### Available records ###

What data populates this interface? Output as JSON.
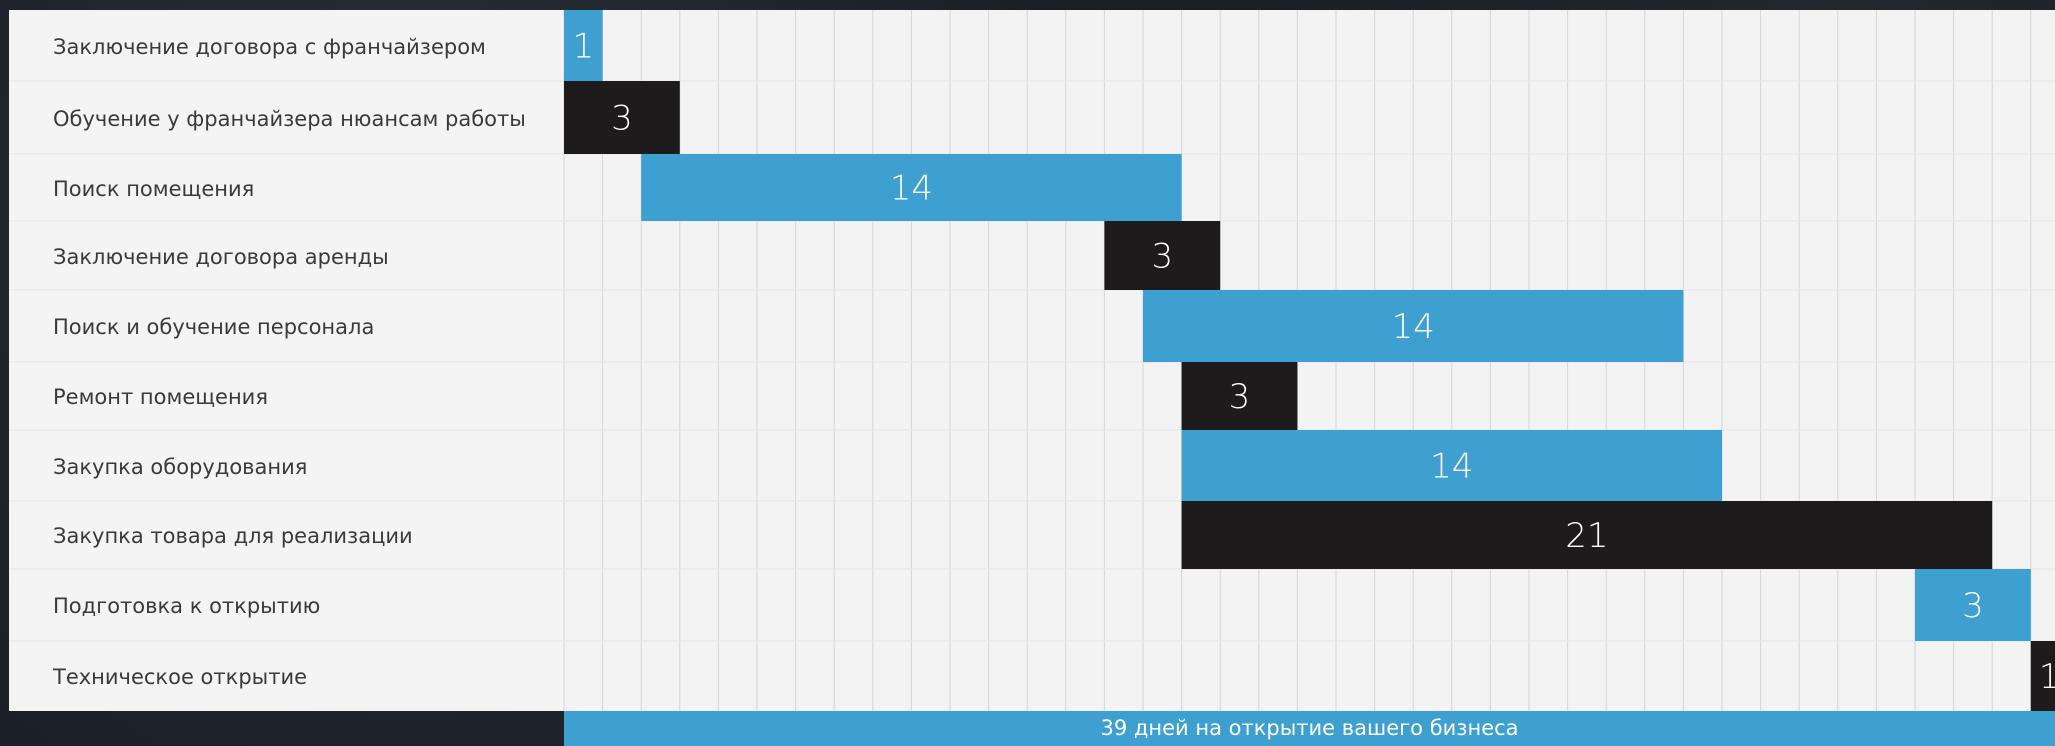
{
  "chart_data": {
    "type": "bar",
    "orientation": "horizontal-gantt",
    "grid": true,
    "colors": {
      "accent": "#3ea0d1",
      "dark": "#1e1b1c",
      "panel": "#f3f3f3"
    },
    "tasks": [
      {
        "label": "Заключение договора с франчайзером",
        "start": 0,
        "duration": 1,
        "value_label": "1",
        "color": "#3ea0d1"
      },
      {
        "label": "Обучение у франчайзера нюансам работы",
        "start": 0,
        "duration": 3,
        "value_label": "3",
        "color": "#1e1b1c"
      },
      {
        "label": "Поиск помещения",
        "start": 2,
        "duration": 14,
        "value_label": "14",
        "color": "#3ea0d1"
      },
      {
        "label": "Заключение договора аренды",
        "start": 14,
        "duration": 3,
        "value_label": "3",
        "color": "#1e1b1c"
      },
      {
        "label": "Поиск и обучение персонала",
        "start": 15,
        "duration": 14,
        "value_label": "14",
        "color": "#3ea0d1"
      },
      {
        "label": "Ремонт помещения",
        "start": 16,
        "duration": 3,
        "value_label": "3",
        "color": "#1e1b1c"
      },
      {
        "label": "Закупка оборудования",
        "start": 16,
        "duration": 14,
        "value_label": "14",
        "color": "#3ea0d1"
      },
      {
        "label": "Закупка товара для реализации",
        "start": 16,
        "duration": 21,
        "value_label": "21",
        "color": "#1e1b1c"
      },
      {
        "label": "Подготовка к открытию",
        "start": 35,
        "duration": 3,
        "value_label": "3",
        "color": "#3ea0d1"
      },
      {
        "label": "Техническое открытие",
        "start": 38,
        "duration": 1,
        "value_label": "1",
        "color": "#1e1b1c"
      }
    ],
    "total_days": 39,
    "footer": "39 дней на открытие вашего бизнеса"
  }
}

###

Instructions to follow
Say how many lines in the entries contain the string "договора", and say nothing else.

Problem solution
2